## INSTRUCTIONS FOR THE TASK
Every line that holds "possible" should be shown.

** START OF ROWS **

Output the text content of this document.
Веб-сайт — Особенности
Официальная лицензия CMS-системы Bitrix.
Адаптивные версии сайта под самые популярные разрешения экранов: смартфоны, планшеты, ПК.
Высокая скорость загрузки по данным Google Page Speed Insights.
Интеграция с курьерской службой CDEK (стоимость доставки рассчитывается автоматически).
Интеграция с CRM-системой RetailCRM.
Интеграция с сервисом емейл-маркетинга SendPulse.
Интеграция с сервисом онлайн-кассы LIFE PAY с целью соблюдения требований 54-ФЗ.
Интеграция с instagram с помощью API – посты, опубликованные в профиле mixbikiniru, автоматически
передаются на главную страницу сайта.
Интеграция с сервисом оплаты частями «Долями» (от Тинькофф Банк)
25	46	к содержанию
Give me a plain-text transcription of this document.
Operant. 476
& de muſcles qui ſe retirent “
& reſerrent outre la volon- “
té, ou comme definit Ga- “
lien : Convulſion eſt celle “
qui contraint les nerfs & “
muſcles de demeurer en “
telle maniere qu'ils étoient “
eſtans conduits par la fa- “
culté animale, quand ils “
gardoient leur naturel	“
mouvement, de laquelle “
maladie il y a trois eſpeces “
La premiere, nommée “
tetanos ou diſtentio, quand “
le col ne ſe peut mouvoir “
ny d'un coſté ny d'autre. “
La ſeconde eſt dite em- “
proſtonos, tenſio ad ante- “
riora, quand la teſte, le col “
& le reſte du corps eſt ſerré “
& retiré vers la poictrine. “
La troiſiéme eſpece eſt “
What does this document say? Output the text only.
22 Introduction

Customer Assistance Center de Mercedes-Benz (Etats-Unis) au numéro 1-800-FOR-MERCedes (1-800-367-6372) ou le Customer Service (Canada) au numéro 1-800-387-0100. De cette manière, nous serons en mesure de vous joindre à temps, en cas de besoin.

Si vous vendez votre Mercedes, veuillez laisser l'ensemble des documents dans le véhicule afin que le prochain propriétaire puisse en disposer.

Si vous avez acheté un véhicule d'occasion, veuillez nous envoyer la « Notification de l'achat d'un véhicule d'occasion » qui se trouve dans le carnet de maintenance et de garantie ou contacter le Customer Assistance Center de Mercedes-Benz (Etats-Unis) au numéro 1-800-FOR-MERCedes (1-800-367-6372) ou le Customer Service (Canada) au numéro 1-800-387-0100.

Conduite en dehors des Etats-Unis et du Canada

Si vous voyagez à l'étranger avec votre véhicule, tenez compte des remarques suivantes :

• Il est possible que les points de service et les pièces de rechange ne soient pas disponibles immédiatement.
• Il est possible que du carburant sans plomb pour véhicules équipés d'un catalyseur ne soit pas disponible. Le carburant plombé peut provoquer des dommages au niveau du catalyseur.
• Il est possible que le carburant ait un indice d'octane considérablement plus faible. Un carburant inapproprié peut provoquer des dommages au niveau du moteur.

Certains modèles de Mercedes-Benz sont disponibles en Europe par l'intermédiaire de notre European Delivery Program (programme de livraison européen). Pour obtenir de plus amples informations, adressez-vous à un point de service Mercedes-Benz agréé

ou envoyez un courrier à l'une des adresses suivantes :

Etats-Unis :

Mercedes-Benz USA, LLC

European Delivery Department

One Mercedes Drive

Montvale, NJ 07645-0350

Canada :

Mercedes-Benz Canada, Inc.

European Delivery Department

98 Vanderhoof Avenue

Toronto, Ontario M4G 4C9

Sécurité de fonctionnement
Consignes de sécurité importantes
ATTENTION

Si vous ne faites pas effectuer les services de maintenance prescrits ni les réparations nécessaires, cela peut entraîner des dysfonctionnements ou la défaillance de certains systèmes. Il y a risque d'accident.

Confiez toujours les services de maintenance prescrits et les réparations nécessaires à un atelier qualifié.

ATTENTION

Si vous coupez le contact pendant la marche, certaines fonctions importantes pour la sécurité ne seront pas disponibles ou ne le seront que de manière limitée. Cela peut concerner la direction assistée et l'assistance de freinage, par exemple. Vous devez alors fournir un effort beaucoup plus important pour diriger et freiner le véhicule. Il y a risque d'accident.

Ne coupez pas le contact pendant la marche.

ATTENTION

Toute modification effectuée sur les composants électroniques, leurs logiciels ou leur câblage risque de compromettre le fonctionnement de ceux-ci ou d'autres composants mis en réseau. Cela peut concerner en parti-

** END OF ROWS **

## CORRECT ANSWER
• Il est possible que les points de service et les pièces de rechange ne soient pas disponibles immédiatement.
• Il est possible que du carburant sans plomb pour véhicules équipés d'un catalyseur ne soit pas disponible. Le carburant plombé peut provoquer des dommages au niveau du catalyseur.
• Il est possible que le carburant ait un indice d'octane considérablement plus faible. Un carburant inapproprié peut provoquer des dommages au niveau du moteur.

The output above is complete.